» **ITEMS**:
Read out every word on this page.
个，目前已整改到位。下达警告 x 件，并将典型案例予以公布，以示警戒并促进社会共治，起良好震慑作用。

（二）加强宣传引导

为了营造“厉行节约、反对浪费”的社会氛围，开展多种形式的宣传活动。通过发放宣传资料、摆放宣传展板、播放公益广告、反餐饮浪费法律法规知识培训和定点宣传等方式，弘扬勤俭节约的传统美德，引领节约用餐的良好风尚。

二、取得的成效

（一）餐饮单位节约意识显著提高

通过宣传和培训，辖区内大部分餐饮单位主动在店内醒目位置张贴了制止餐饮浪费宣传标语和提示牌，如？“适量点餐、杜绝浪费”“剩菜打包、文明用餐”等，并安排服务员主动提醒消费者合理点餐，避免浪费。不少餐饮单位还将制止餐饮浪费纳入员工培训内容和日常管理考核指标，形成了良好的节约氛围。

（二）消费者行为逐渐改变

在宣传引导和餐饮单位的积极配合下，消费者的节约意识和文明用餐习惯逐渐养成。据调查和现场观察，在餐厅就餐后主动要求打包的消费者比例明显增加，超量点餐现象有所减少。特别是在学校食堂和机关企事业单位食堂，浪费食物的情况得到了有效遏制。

» **WHAT THIS TASK INVOLVES**: Recopy the entries above in their entirety, exactly.

» **RESPONSE**:
Read out every word on this page.
个，目前已整改到位。下达警告 x 件，并将典型案例予以公布，以示警戒并促进社会共治，起良好震慑作用。

（二）加强宣传引导

为了营造“厉行节约、反对浪费”的社会氛围，开展多种形式的宣传活动。通过发放宣传资料、摆放宣传展板、播放公益广告、反餐饮浪费法律法规知识培训和定点宣传等方式，弘扬勤俭节约的传统美德，引领节约用餐的良好风尚。

二、取得的成效

（一）餐饮单位节约意识显著提高

通过宣传和培训，辖区内大部分餐饮单位主动在店内醒目位置张贴了制止餐饮浪费宣传标语和提示牌，如？“适量点餐、杜绝浪费”“剩菜打包、文明用餐”等，并安排服务员主动提醒消费者合理点餐，避免浪费。不少餐饮单位还将制止餐饮浪费纳入员工培训内容和日常管理考核指标，形成了良好的节约氛围。

（二）消费者行为逐渐改变

在宣传引导和餐饮单位的积极配合下，消费者的节约意识和文明用餐习惯逐渐养成。据调查和现场观察，在餐厅就餐后主动要求打包的消费者比例明显增加，超量点餐现象有所减少。特别是在学校食堂和机关企事业单位食堂，浪费食物的情况得到了有效遏制。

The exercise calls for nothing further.